[Data entries]
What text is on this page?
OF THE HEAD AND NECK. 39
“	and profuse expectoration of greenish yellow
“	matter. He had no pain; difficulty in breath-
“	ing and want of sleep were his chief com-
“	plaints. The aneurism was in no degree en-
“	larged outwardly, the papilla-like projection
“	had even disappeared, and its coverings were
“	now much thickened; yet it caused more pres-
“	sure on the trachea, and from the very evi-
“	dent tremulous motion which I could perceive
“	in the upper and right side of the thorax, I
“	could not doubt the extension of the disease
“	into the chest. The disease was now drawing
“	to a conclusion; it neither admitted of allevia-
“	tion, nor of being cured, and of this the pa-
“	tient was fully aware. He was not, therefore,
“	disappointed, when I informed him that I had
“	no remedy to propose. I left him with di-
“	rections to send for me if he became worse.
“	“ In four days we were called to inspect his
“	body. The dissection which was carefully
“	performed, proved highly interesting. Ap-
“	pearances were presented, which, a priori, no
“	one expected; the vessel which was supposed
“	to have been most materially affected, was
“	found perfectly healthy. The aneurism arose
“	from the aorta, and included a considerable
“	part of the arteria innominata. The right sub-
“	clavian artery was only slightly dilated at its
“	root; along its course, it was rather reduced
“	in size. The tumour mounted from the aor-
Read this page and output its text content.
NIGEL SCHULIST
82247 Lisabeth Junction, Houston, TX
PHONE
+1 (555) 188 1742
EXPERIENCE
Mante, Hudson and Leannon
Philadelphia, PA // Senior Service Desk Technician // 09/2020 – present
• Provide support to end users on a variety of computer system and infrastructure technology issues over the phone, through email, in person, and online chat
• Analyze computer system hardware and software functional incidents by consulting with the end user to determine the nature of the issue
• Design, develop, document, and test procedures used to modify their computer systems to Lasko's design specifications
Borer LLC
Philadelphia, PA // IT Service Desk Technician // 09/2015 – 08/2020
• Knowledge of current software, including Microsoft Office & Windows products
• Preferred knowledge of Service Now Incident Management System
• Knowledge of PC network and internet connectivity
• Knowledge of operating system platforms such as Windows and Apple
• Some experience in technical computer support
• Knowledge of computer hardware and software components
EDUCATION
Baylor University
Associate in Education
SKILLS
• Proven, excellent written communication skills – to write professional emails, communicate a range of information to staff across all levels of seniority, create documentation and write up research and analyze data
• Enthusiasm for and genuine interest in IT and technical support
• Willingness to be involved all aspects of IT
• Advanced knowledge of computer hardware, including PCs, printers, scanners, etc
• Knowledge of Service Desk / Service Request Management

● **WHAT YOU NEED TO DO**
Reproduce each entry word for word.

● **ANSWER**
What text is on this page?
OF THE HEAD AND NECK. 39
“	and profuse expectoration of greenish yellow
“	matter. He had no pain; difficulty in breath-
“	ing and want of sleep were his chief com-
“	plaints. The aneurism was in no degree en-
“	larged outwardly, the papilla-like projection
“	had even disappeared, and its coverings were
“	now much thickened; yet it caused more pres-
“	sure on the trachea, and from the very evi-
“	dent tremulous motion which I could perceive
“	in the upper and right side of the thorax, I
“	could not doubt the extension of the disease
“	into the chest. The disease was now drawing
“	to a conclusion; it neither admitted of allevia-
“	tion, nor of being cured, and of this the pa-
“	tient was fully aware. He was not, therefore,
“	disappointed, when I informed him that I had
“	no remedy to propose. I left him with di-
“	rections to send for me if he became worse.
“	“ In four days we were called to inspect his
“	body. The dissection which was carefully
“	performed, proved highly interesting. Ap-
“	pearances were presented, which, a priori, no
“	one expected; the vessel which was supposed
“	to have been most materially affected, was
“	found perfectly healthy. The aneurism arose
“	from the aorta, and included a considerable
“	part of the arteria innominata. The right sub-
“	clavian artery was only slightly dilated at its
“	root; along its course, it was rather reduced
“	in size. The tumour mounted from the aor-
Read this page and output its text content.
NIGEL SCHULIST
82247 Lisabeth Junction, Houston, TX
PHONE
+1 (555) 188 1742
EXPERIENCE
Mante, Hudson and Leannon
Philadelphia, PA // Senior Service Desk Technician // 09/2020 – present
• Provide support to end users on a variety of computer system and infrastructure technology issues over the phone, through email, in person, and online chat
• Analyze computer system hardware and software functional incidents by consulting with the end user to determine the nature of the issue
• Design, develop, document, and test procedures used to modify their computer systems to Lasko's design specifications
Borer LLC
Philadelphia, PA // IT Service Desk Technician // 09/2015 – 08/2020
• Knowledge of current software, including Microsoft Office & Windows products
• Preferred knowledge of Service Now Incident Management System
• Knowledge of PC network and internet connectivity
• Knowledge of operating system platforms such as Windows and Apple
• Some experience in technical computer support
• Knowledge of computer hardware and software components
EDUCATION
Baylor University
Associate in Education
SKILLS
• Proven, excellent written communication skills – to write professional emails, communicate a range of information to staff across all levels of seniority, create documentation and write up research and analyze data
• Enthusiasm for and genuine interest in IT and technical support
• Willingness to be involved all aspects of IT
• Advanced knowledge of computer hardware, including PCs, printers, scanners, etc
• Knowledge of Service Desk / Service Request Management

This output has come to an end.